**What you need to do:** Retype the whole listing verbatim and keep the pictures out of it.

[Stored entries]
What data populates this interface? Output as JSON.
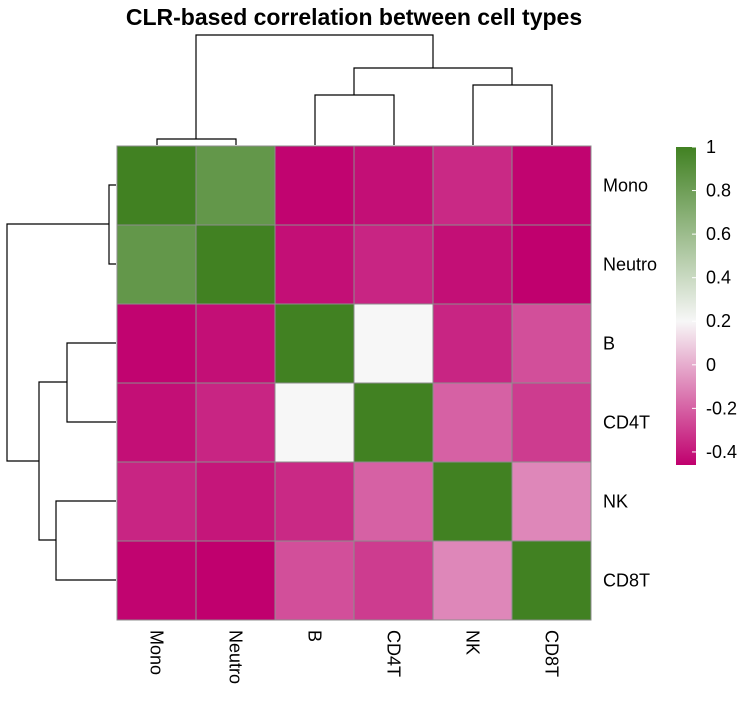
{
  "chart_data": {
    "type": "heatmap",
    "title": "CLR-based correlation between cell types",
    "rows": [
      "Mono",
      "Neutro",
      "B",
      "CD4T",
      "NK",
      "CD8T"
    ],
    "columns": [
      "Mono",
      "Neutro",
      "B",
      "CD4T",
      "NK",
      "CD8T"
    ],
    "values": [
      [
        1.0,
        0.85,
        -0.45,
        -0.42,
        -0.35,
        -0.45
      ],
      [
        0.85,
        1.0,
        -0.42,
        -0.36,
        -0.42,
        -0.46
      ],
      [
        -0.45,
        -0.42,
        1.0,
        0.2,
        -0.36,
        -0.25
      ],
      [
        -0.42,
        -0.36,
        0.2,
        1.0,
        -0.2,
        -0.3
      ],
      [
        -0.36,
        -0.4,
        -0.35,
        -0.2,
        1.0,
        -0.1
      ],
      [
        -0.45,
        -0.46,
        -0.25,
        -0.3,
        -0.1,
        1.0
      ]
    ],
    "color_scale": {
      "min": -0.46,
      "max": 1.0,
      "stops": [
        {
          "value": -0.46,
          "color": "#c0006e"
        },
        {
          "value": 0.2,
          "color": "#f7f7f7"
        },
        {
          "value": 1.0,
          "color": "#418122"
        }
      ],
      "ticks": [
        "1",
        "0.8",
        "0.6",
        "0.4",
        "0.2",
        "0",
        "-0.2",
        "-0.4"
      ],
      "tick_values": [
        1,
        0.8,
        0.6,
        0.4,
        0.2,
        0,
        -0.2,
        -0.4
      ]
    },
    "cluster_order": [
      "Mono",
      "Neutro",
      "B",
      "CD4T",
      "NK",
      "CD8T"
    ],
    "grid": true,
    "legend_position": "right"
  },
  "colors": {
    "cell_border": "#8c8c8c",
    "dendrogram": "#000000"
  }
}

**Reply:**
What data populates this interface? Output as JSON.
{
  "chart_data": {
    "type": "heatmap",
    "title": "CLR-based correlation between cell types",
    "rows": [
      "Mono",
      "Neutro",
      "B",
      "CD4T",
      "NK",
      "CD8T"
    ],
    "columns": [
      "Mono",
      "Neutro",
      "B",
      "CD4T",
      "NK",
      "CD8T"
    ],
    "values": [
      [
        1.0,
        0.85,
        -0.45,
        -0.42,
        -0.35,
        -0.45
      ],
      [
        0.85,
        1.0,
        -0.42,
        -0.36,
        -0.42,
        -0.46
      ],
      [
        -0.45,
        -0.42,
        1.0,
        0.2,
        -0.36,
        -0.25
      ],
      [
        -0.42,
        -0.36,
        0.2,
        1.0,
        -0.2,
        -0.3
      ],
      [
        -0.36,
        -0.4,
        -0.35,
        -0.2,
        1.0,
        -0.1
      ],
      [
        -0.45,
        -0.46,
        -0.25,
        -0.3,
        -0.1,
        1.0
      ]
    ],
    "color_scale": {
      "min": -0.46,
      "max": 1.0,
      "stops": [
        {
          "value": -0.46,
          "color": "#c0006e"
        },
        {
          "value": 0.2,
          "color": "#f7f7f7"
        },
        {
          "value": 1.0,
          "color": "#418122"
        }
      ],
      "ticks": [
        "1",
        "0.8",
        "0.6",
        "0.4",
        "0.2",
        "0",
        "-0.2",
        "-0.4"
      ],
      "tick_values": [
        1,
        0.8,
        0.6,
        0.4,
        0.2,
        0,
        -0.2,
        -0.4
      ]
    },
    "cluster_order": [
      "Mono",
      "Neutro",
      "B",
      "CD4T",
      "NK",
      "CD8T"
    ],
    "grid": true,
    "legend_position": "right"
  },
  "colors": {
    "cell_border": "#8c8c8c",
    "dendrogram": "#000000"
  }
}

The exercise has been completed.